Stored data entries:
** start **

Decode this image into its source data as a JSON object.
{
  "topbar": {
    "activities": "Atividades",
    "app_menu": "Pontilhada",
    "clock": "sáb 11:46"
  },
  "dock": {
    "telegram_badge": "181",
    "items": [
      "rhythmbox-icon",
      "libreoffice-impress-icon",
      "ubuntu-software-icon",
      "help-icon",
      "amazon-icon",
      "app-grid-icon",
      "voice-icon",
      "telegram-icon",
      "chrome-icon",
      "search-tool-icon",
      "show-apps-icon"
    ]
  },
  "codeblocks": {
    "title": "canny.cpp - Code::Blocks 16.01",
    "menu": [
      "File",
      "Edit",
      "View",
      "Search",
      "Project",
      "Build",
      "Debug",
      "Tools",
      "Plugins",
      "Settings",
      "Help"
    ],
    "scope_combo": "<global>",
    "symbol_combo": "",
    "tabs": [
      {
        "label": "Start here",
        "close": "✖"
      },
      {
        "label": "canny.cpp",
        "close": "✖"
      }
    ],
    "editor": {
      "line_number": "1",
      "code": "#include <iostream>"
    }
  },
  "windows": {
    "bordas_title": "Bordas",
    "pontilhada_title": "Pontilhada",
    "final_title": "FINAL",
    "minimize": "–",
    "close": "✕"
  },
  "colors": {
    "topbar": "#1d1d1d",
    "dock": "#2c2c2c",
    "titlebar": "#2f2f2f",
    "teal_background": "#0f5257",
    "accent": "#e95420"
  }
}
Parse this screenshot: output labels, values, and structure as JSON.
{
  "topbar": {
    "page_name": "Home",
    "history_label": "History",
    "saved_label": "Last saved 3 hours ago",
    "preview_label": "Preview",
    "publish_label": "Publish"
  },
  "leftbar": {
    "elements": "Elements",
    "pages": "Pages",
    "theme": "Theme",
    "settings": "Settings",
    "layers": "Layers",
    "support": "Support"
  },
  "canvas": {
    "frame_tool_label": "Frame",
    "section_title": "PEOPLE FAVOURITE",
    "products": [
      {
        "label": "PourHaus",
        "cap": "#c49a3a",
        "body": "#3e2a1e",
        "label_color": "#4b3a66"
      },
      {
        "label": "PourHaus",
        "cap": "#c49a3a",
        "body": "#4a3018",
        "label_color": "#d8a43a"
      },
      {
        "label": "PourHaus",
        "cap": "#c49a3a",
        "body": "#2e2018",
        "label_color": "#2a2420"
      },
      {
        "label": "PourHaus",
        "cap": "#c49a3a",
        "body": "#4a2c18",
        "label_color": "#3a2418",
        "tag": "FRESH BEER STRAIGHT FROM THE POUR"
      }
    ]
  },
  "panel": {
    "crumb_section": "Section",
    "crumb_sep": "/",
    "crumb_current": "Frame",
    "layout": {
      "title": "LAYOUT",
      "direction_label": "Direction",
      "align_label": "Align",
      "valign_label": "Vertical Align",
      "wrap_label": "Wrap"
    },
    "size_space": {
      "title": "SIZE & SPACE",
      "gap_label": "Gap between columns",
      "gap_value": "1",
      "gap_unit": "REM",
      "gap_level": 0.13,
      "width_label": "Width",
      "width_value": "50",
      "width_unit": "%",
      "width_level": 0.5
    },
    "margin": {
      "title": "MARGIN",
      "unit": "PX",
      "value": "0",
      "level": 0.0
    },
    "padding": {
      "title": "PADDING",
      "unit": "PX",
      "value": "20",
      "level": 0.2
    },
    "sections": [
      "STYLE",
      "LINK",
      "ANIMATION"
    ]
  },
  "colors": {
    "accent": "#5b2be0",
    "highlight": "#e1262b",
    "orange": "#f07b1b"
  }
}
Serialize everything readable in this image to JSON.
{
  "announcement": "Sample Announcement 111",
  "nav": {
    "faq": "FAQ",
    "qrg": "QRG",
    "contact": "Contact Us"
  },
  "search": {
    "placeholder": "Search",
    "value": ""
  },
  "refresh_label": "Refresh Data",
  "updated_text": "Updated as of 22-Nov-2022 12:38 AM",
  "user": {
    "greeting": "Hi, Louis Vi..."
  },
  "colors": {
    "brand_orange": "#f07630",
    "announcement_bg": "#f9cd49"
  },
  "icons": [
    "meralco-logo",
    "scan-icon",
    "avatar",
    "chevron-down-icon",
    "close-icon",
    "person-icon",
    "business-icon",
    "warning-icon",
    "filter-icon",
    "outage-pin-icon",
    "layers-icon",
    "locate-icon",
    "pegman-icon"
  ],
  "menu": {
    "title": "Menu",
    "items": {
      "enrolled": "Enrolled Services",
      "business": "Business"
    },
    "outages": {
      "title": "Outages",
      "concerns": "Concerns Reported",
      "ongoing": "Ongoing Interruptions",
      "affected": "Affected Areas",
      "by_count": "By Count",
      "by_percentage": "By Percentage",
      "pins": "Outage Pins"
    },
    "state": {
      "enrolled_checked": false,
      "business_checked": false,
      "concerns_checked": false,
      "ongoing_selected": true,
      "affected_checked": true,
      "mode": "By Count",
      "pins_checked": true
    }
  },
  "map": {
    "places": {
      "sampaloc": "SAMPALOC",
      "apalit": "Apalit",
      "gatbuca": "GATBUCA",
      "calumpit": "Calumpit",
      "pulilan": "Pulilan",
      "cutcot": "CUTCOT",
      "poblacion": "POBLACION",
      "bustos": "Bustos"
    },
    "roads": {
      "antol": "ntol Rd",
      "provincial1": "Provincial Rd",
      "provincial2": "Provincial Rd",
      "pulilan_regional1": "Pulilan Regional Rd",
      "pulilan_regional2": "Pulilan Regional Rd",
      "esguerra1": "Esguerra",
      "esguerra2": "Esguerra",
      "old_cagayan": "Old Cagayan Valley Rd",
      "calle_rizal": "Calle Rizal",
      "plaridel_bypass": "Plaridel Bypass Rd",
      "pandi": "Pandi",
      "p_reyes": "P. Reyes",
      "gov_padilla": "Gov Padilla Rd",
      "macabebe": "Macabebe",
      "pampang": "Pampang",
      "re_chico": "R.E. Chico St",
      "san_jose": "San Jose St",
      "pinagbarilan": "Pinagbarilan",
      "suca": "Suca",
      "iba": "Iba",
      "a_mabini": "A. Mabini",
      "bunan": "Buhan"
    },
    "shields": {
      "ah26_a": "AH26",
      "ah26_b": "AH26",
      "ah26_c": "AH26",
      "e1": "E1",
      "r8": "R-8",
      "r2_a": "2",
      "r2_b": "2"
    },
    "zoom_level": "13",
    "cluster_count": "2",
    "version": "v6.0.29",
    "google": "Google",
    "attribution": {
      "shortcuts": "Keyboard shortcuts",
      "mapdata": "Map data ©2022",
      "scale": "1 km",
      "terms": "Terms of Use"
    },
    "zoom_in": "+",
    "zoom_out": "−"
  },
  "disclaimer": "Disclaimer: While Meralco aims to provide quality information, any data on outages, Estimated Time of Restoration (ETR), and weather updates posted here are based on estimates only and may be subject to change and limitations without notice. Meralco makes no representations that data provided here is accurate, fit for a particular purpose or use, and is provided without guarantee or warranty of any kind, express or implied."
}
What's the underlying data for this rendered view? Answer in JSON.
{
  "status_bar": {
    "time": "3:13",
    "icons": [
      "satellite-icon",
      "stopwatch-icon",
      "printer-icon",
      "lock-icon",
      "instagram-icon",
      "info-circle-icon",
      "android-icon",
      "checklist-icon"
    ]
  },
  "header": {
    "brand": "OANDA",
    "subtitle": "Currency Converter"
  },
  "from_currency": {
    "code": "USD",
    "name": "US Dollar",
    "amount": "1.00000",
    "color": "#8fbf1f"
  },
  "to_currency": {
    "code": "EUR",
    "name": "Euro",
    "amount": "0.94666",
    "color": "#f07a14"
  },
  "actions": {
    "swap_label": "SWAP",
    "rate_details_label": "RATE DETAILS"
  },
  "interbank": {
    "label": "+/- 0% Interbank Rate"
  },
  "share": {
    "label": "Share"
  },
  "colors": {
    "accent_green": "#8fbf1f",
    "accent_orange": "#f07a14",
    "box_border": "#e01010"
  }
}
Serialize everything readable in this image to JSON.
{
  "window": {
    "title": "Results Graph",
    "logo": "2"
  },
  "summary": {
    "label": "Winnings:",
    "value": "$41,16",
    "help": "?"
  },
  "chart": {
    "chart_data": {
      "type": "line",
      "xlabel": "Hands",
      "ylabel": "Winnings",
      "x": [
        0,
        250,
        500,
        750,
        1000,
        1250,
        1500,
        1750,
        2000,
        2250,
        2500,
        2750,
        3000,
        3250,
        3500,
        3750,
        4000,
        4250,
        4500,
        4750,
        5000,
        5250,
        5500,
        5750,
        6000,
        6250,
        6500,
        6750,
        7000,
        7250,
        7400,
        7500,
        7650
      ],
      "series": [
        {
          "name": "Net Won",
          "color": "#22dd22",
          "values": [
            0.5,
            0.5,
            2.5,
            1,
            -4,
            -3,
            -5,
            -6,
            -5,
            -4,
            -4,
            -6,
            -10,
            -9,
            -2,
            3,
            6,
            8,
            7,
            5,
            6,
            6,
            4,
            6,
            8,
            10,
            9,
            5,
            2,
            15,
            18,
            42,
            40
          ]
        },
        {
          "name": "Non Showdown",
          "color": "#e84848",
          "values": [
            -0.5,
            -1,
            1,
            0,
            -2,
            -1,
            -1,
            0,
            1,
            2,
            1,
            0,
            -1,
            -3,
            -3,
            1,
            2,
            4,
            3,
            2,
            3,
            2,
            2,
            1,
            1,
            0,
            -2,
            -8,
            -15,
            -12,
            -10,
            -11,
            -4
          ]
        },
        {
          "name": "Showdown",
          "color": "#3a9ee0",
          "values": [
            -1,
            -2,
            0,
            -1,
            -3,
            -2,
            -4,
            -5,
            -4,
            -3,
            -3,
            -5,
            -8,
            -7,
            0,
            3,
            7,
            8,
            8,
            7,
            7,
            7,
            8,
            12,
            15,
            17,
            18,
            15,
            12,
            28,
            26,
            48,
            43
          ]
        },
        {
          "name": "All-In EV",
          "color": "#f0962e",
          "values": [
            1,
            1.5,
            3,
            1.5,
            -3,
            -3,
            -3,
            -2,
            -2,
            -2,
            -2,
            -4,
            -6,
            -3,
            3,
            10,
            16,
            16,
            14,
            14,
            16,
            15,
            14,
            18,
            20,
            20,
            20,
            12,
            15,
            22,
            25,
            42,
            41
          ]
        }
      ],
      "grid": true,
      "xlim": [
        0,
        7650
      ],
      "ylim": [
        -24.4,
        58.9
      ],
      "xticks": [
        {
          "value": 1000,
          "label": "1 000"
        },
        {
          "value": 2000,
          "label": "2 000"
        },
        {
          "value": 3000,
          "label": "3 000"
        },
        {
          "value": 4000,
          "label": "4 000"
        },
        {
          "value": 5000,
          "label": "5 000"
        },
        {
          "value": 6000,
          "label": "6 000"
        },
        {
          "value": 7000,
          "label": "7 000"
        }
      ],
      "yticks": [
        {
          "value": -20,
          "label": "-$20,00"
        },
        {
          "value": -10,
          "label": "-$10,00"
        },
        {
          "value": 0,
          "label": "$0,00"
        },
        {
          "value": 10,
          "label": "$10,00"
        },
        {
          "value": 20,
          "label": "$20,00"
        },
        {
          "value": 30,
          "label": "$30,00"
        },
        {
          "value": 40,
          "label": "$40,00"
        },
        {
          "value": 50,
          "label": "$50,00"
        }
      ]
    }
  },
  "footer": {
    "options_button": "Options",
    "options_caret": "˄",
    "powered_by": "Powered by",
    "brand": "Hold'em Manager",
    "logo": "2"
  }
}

** end **

■ STATED TASK
Leave out every line without the string "Esguerra" and copy the rest.

■ EXERCISE OUTPUT
      "esguerra1": "Esguerra",
      "esguerra2": "Esguerra",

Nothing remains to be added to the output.